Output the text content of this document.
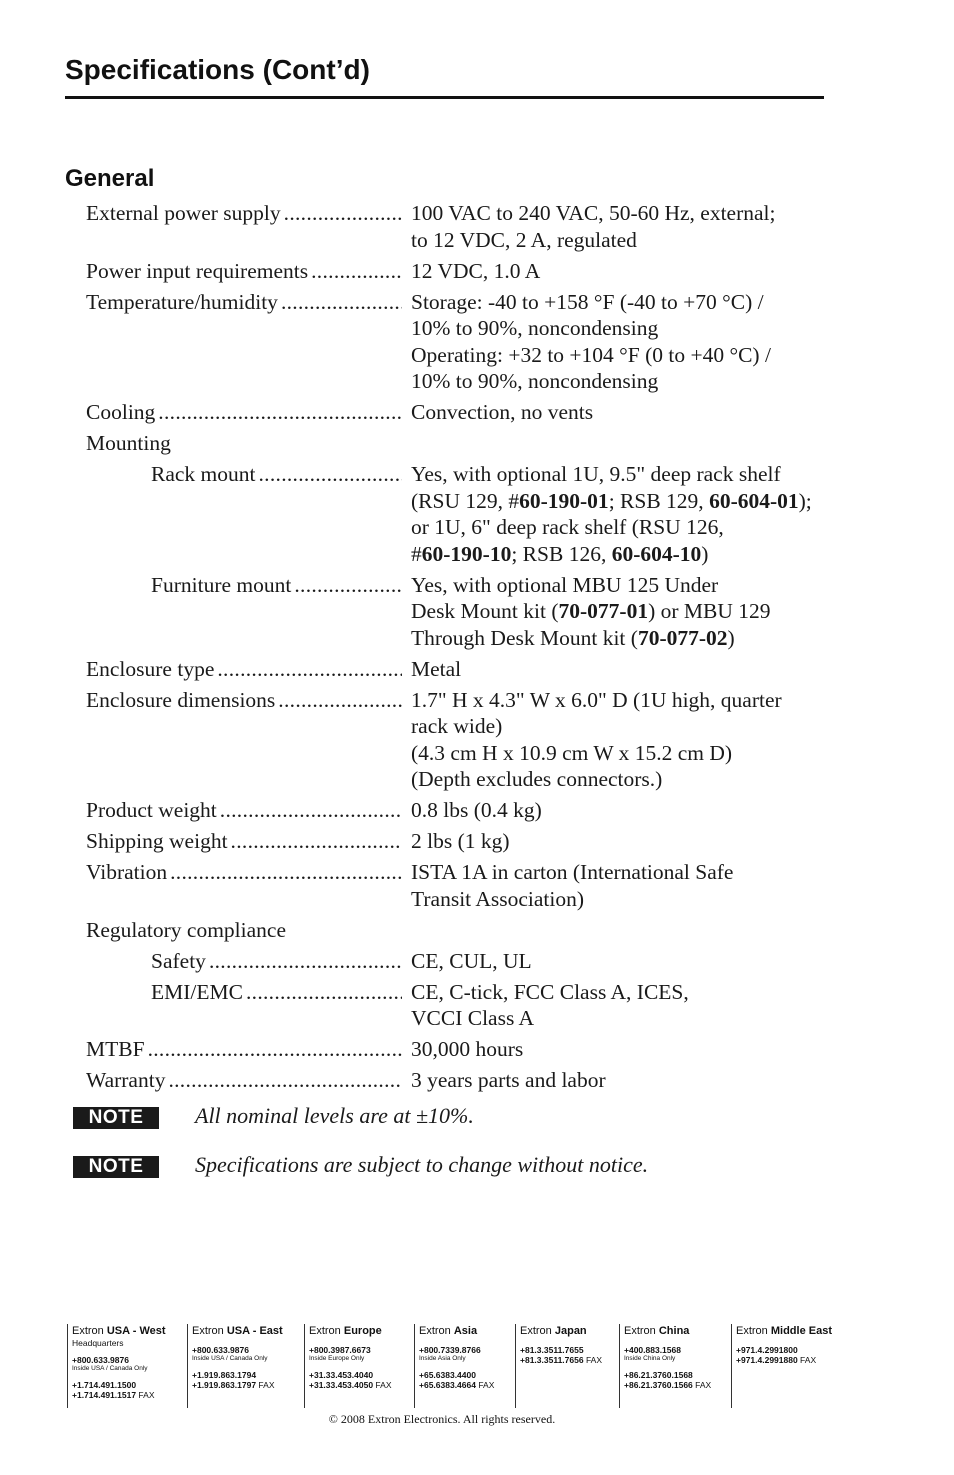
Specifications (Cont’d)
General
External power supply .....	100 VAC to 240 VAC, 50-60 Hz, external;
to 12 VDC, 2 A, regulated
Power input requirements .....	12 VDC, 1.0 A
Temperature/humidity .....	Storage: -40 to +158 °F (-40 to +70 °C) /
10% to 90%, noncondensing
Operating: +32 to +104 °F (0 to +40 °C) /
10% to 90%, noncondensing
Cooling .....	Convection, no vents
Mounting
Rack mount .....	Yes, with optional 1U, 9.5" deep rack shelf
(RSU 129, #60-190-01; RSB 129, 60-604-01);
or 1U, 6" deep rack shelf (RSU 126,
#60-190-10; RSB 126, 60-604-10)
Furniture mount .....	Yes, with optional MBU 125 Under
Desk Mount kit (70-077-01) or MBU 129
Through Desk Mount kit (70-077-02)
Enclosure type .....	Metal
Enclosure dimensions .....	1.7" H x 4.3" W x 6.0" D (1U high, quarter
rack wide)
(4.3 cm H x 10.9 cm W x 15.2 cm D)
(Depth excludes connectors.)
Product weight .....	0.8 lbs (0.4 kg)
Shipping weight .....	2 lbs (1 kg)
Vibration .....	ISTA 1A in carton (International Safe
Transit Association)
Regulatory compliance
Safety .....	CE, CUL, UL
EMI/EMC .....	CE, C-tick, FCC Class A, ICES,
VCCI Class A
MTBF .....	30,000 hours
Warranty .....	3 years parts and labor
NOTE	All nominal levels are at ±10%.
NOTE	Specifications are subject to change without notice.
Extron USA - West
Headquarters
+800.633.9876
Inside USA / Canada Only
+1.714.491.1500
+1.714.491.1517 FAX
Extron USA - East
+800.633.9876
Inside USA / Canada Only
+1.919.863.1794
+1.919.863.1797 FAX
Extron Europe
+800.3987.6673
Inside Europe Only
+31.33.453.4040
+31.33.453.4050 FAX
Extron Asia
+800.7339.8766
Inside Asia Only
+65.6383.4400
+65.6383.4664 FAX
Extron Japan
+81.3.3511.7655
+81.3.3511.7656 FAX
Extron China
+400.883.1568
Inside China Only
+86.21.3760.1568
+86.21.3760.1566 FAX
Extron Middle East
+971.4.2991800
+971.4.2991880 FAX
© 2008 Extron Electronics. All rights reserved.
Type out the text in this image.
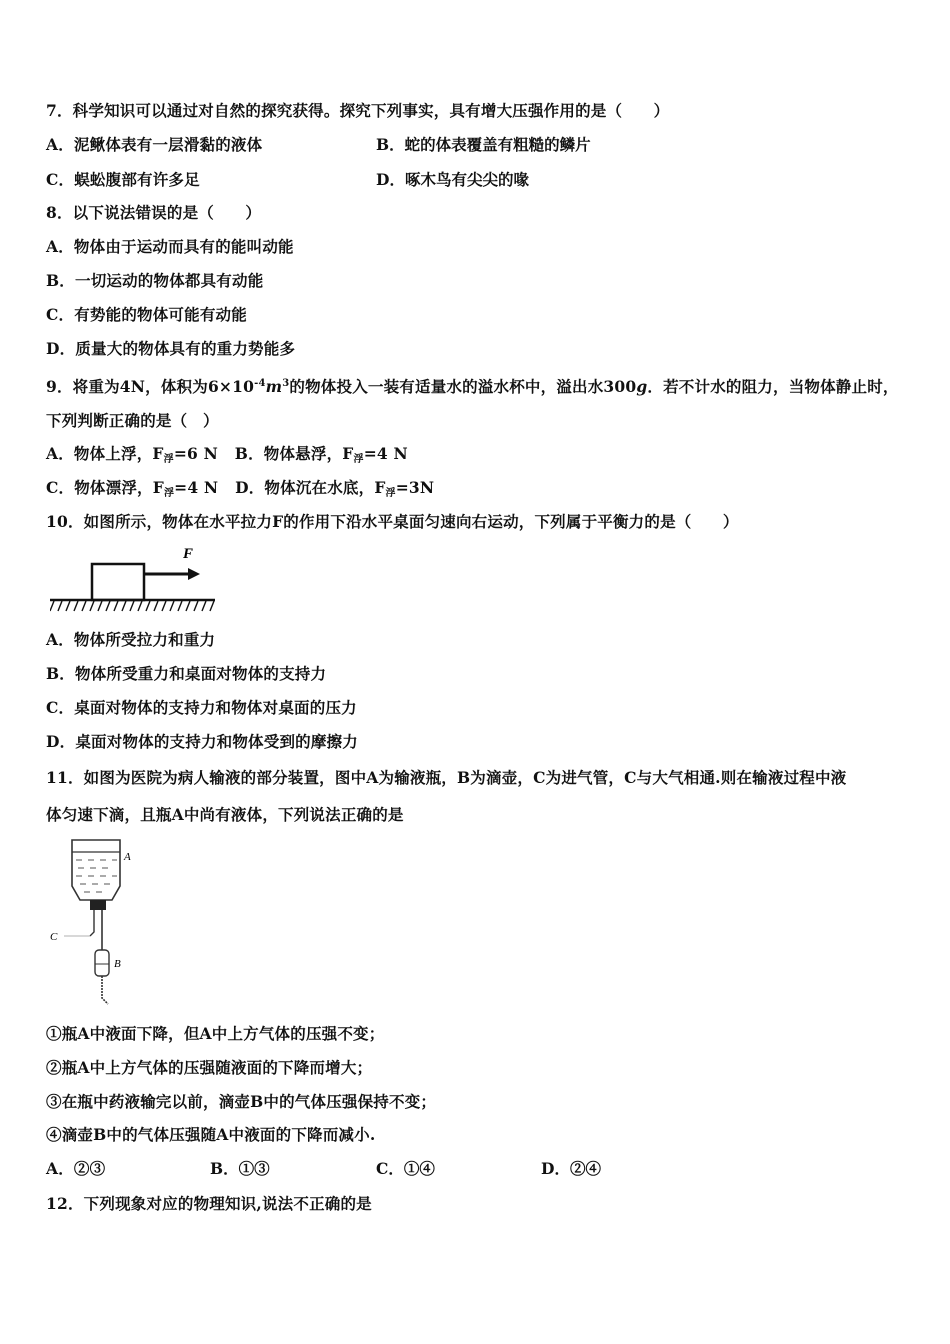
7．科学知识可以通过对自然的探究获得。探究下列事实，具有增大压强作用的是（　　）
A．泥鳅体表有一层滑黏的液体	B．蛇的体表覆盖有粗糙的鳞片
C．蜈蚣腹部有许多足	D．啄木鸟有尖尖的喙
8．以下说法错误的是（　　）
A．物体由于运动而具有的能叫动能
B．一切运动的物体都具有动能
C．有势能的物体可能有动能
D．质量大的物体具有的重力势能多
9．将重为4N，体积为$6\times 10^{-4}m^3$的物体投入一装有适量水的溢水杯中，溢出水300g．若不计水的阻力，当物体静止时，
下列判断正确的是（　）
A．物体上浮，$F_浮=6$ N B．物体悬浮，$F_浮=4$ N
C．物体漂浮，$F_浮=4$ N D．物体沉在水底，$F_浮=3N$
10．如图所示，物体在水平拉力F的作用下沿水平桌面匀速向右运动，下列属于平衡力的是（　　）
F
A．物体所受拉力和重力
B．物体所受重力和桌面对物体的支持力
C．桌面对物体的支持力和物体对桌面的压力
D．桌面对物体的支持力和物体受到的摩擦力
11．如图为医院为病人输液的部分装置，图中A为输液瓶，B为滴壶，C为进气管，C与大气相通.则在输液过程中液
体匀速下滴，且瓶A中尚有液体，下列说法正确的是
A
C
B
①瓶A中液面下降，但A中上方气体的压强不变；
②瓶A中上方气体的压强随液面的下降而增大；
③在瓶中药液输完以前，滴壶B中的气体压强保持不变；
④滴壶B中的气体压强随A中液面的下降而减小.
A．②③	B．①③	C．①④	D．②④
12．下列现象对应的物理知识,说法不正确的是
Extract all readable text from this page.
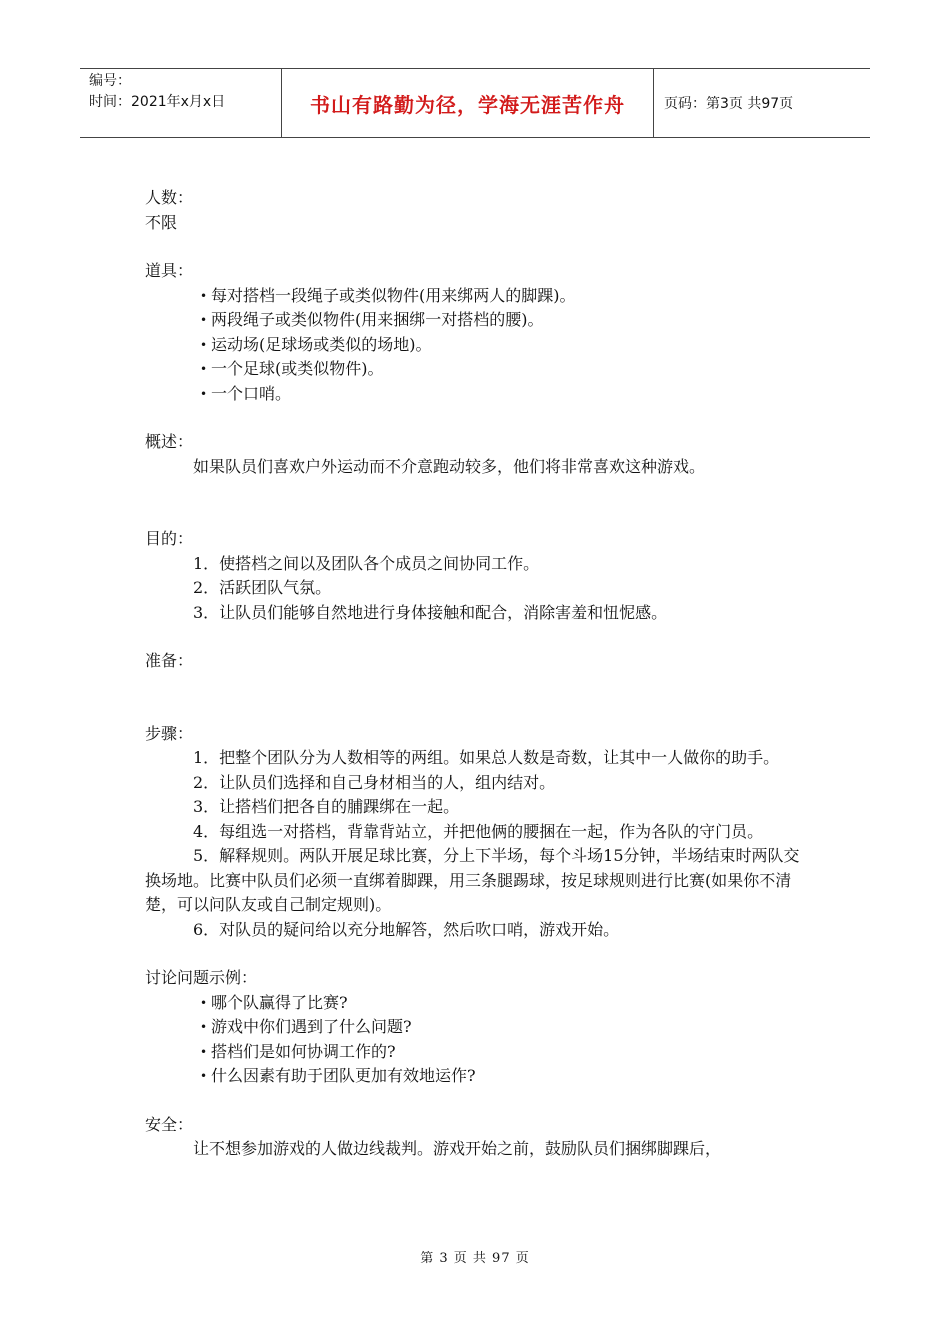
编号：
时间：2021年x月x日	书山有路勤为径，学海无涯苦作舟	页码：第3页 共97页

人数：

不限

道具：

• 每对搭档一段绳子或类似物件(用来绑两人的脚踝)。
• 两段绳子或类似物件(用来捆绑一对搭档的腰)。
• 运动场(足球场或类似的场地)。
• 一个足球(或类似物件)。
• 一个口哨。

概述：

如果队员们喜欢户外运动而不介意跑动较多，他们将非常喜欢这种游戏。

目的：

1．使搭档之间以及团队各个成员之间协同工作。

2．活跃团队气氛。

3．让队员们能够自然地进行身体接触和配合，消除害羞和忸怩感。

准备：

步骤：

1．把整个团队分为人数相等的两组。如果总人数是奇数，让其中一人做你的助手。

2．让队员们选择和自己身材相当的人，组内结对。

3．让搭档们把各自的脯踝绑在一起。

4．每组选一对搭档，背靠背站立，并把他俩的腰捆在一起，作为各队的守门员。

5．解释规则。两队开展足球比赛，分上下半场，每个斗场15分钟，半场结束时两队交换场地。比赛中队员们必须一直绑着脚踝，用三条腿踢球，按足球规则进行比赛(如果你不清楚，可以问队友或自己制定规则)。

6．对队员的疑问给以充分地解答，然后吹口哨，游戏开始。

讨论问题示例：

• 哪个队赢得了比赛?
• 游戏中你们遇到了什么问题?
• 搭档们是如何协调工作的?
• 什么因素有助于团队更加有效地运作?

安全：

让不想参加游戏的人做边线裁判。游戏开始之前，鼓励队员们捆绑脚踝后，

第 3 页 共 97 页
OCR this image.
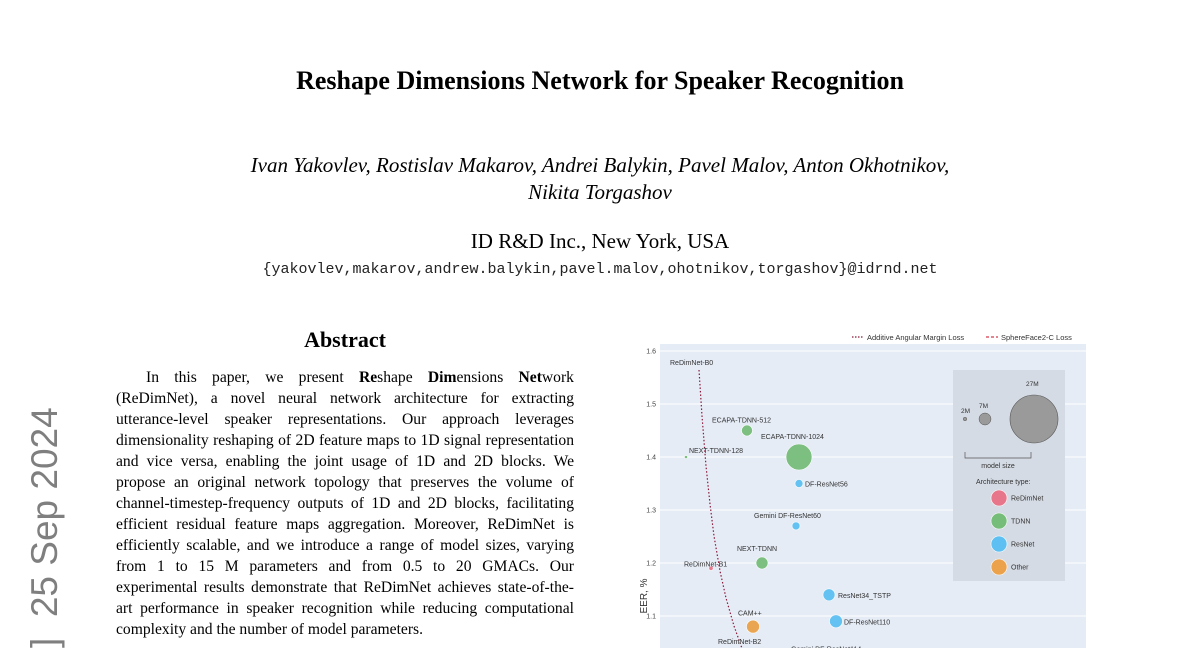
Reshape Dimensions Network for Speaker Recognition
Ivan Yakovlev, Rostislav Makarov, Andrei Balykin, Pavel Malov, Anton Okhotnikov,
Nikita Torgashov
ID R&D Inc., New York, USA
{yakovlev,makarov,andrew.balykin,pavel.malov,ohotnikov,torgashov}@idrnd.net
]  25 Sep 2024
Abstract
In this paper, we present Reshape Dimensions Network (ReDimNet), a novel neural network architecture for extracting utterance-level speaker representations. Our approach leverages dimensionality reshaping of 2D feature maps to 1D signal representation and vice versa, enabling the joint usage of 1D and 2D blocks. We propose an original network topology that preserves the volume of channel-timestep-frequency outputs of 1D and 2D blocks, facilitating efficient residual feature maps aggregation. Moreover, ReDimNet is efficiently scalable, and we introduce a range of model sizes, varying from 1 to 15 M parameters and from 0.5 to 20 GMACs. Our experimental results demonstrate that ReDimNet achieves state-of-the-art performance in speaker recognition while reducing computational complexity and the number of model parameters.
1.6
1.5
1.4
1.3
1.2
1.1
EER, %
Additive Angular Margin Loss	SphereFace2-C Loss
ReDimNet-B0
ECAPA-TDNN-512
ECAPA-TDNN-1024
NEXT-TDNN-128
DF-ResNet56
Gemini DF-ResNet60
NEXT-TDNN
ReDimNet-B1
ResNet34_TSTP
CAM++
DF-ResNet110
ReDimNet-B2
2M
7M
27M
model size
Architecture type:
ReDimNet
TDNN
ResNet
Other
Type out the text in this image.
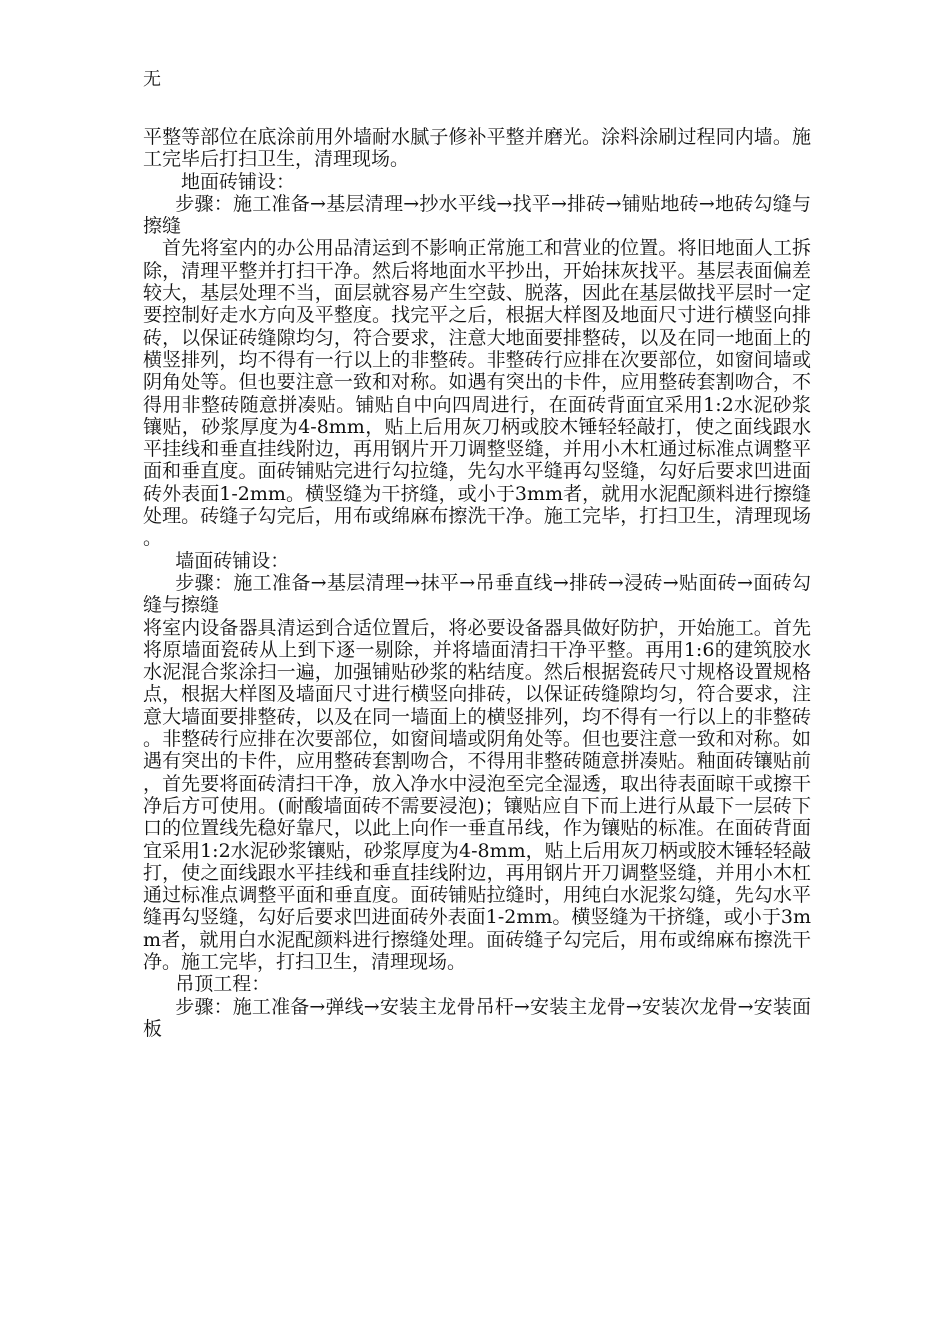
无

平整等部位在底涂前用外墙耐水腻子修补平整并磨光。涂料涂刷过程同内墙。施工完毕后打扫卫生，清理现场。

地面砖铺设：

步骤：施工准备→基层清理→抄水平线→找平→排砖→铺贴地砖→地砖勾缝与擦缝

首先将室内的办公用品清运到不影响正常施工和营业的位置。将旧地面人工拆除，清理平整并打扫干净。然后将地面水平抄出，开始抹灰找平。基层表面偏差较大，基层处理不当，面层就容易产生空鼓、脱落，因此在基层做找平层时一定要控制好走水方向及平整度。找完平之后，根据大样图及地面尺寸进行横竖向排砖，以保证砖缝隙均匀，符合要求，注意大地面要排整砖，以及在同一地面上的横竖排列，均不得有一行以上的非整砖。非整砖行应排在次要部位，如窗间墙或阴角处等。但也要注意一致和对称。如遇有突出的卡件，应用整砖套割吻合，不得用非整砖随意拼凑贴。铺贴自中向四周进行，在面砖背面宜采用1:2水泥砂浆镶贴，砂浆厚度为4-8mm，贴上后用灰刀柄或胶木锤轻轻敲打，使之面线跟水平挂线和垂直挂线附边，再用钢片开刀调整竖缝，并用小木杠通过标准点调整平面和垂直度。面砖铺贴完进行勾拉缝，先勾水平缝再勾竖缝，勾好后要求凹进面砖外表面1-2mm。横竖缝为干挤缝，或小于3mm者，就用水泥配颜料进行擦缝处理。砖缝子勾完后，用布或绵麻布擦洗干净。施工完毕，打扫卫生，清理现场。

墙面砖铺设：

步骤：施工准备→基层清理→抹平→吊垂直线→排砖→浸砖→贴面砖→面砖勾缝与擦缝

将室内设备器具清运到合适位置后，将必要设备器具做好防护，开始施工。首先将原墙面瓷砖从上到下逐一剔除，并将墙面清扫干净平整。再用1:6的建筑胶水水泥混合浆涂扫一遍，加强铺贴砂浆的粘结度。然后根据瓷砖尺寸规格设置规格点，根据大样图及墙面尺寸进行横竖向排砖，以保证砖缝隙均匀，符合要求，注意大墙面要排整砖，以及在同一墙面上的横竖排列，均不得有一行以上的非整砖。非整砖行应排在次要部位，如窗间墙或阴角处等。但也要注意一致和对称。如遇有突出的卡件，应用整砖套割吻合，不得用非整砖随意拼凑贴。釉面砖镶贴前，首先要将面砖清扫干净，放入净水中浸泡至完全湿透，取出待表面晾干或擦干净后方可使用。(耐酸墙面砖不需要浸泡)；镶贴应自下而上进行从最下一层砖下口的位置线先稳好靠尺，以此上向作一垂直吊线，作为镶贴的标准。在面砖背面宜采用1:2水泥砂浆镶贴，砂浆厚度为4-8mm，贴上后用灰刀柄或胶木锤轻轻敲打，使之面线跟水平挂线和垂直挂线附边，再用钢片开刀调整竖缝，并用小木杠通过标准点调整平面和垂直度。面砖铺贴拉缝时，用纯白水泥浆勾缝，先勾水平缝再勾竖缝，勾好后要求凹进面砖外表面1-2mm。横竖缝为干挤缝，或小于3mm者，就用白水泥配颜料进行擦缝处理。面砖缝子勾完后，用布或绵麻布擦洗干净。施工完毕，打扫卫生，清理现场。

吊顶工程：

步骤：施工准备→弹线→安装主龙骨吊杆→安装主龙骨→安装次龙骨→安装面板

**PROBLEM:** Identify every line holding the word "Extron" and copy it out.

**TASK RESPONSE:**
Extron USA - West
Extron USA - East
Extron Europe
Extron Asia
Extron Japan
Extron China
Extron Middle East
© 2008 Extron Electronics. All rights reserved.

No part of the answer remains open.